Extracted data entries
◇ ◇ ◇

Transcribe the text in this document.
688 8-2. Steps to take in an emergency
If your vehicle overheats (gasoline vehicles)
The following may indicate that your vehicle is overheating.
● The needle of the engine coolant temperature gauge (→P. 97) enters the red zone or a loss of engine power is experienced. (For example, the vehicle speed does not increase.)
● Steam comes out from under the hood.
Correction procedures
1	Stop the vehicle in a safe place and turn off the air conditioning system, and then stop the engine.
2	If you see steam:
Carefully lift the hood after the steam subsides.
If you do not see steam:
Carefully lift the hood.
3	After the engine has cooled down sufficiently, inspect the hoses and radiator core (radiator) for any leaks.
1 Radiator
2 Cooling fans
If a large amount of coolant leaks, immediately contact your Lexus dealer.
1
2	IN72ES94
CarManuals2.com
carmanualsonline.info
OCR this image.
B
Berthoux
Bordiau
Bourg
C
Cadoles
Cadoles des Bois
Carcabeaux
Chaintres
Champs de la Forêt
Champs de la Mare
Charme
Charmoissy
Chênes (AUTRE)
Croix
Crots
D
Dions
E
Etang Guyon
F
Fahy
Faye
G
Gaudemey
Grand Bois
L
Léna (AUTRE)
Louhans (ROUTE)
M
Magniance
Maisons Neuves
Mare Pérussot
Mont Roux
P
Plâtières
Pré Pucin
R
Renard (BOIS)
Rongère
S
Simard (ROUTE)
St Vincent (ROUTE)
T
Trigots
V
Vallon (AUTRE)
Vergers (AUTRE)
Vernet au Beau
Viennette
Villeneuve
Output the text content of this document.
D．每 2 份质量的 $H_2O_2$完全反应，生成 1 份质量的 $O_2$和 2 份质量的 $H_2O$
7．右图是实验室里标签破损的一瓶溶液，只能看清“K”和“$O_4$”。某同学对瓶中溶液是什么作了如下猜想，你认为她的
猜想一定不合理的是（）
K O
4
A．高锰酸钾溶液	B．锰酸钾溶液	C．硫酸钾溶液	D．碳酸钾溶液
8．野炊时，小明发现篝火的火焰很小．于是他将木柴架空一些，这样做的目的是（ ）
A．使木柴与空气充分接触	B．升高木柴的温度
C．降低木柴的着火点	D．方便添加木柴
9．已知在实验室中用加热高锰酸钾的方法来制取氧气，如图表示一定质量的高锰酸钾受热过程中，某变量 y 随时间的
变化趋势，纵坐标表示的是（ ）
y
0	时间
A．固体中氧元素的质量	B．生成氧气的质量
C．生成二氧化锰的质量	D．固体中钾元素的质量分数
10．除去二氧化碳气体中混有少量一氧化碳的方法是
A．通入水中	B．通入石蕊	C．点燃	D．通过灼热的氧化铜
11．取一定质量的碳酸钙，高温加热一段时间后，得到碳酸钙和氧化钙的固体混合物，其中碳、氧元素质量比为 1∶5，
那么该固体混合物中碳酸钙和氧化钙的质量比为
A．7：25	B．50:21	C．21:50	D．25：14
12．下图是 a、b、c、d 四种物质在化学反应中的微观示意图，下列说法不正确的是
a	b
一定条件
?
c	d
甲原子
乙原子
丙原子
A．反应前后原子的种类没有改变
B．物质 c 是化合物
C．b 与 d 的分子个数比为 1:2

◇ ◇ ◇

Transcribe the data above in full, exactly.

> _The completed task_:
Transcribe the text in this document.
688 8-2. Steps to take in an emergency
If your vehicle overheats (gasoline vehicles)
The following may indicate that your vehicle is overheating.
● The needle of the engine coolant temperature gauge (→P. 97) enters the red zone or a loss of engine power is experienced. (For example, the vehicle speed does not increase.)
● Steam comes out from under the hood.
Correction procedures
1	Stop the vehicle in a safe place and turn off the air conditioning system, and then stop the engine.
2	If you see steam:
Carefully lift the hood after the steam subsides.
If you do not see steam:
Carefully lift the hood.
3	After the engine has cooled down sufficiently, inspect the hoses and radiator core (radiator) for any leaks.
1 Radiator
2 Cooling fans
If a large amount of coolant leaks, immediately contact your Lexus dealer.
1
2	IN72ES94
CarManuals2.com
carmanualsonline.info
OCR this image.
B
Berthoux
Bordiau
Bourg
C
Cadoles
Cadoles des Bois
Carcabeaux
Chaintres
Champs de la Forêt
Champs de la Mare
Charme
Charmoissy
Chênes (AUTRE)
Croix
Crots
D
Dions
E
Etang Guyon
F
Fahy
Faye
G
Gaudemey
Grand Bois
L
Léna (AUTRE)
Louhans (ROUTE)
M
Magniance
Maisons Neuves
Mare Pérussot
Mont Roux
P
Plâtières
Pré Pucin
R
Renard (BOIS)
Rongère
S
Simard (ROUTE)
St Vincent (ROUTE)
T
Trigots
V
Vallon (AUTRE)
Vergers (AUTRE)
Vernet au Beau
Viennette
Villeneuve
Output the text content of this document.
D．每 2 份质量的 $H_2O_2$完全反应，生成 1 份质量的 $O_2$和 2 份质量的 $H_2O$
7．右图是实验室里标签破损的一瓶溶液，只能看清“K”和“$O_4$”。某同学对瓶中溶液是什么作了如下猜想，你认为她的
猜想一定不合理的是（）
K O
4
A．高锰酸钾溶液	B．锰酸钾溶液	C．硫酸钾溶液	D．碳酸钾溶液
8．野炊时，小明发现篝火的火焰很小．于是他将木柴架空一些，这样做的目的是（ ）
A．使木柴与空气充分接触	B．升高木柴的温度
C．降低木柴的着火点	D．方便添加木柴
9．已知在实验室中用加热高锰酸钾的方法来制取氧气，如图表示一定质量的高锰酸钾受热过程中，某变量 y 随时间的
变化趋势，纵坐标表示的是（ ）
y
0	时间
A．固体中氧元素的质量	B．生成氧气的质量
C．生成二氧化锰的质量	D．固体中钾元素的质量分数
10．除去二氧化碳气体中混有少量一氧化碳的方法是
A．通入水中	B．通入石蕊	C．点燃	D．通过灼热的氧化铜
11．取一定质量的碳酸钙，高温加热一段时间后，得到碳酸钙和氧化钙的固体混合物，其中碳、氧元素质量比为 1∶5，
那么该固体混合物中碳酸钙和氧化钙的质量比为
A．7：25	B．50:21	C．21:50	D．25：14
12．下图是 a、b、c、d 四种物质在化学反应中的微观示意图，下列说法不正确的是
a	b
一定条件
?
c	d
甲原子
乙原子
丙原子
A．反应前后原子的种类没有改变
B．物质 c 是化合物
C．b 与 d 的分子个数比为 1:2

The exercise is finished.